PAGE EXTRACT —
● ● ●

Skip to main content

AirFlow Cron Management UI

1. Comprehensive Guide: Setting Up Apache Airflow on Ubuntu 24.04

This guide provides a full, step-by-step process for installing and configuring a stable Apache Airflow instance on an Ubuntu 24.04 AWS EC2 server. It uses a locally installed PostgreSQL database for the metadata backend and includes common troubleshooting solutions and best practices for a robust setup.

2. Prerequisites

  • An AWS account.
  • A terminal or SSH client to connect to the EC2 instance.
  • An SSH key pair configured in your AWS account.

3. Step 1: Launch and Configure AWS EC2 Instance

  1. Launch Instance: Navigate to the AWS EC2 console and launch a new instance.
  2. AMI: Select Ubuntu Server 24.04 LTS.
  3. Instance Type: Choose an instance with at least 4 GB of RAM. A t3.medium or larger is highly recommended.

● ● ●

DATASET EXCERPT —

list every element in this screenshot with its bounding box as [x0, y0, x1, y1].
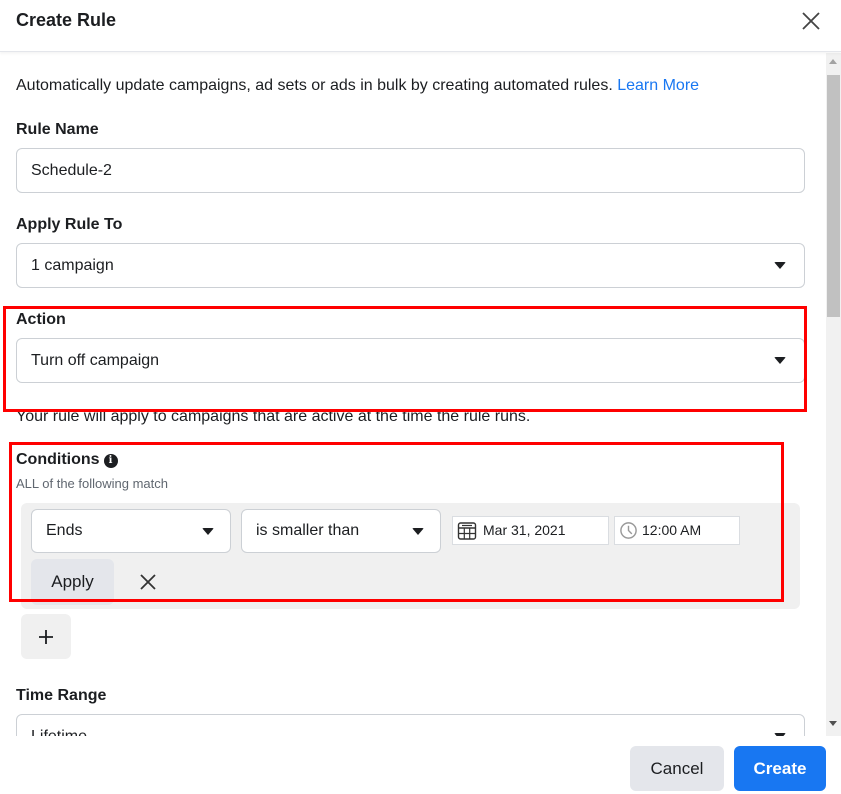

● ● ●

TASK — Name every prerequisite that the Airflow setup guide lists. The material was taken from a separate source.

EXERCISE RESULT —
- An AWS account.
- A terminal or SSH client to connect to the EC2 instance.
- An SSH key pair configured in your AWS account.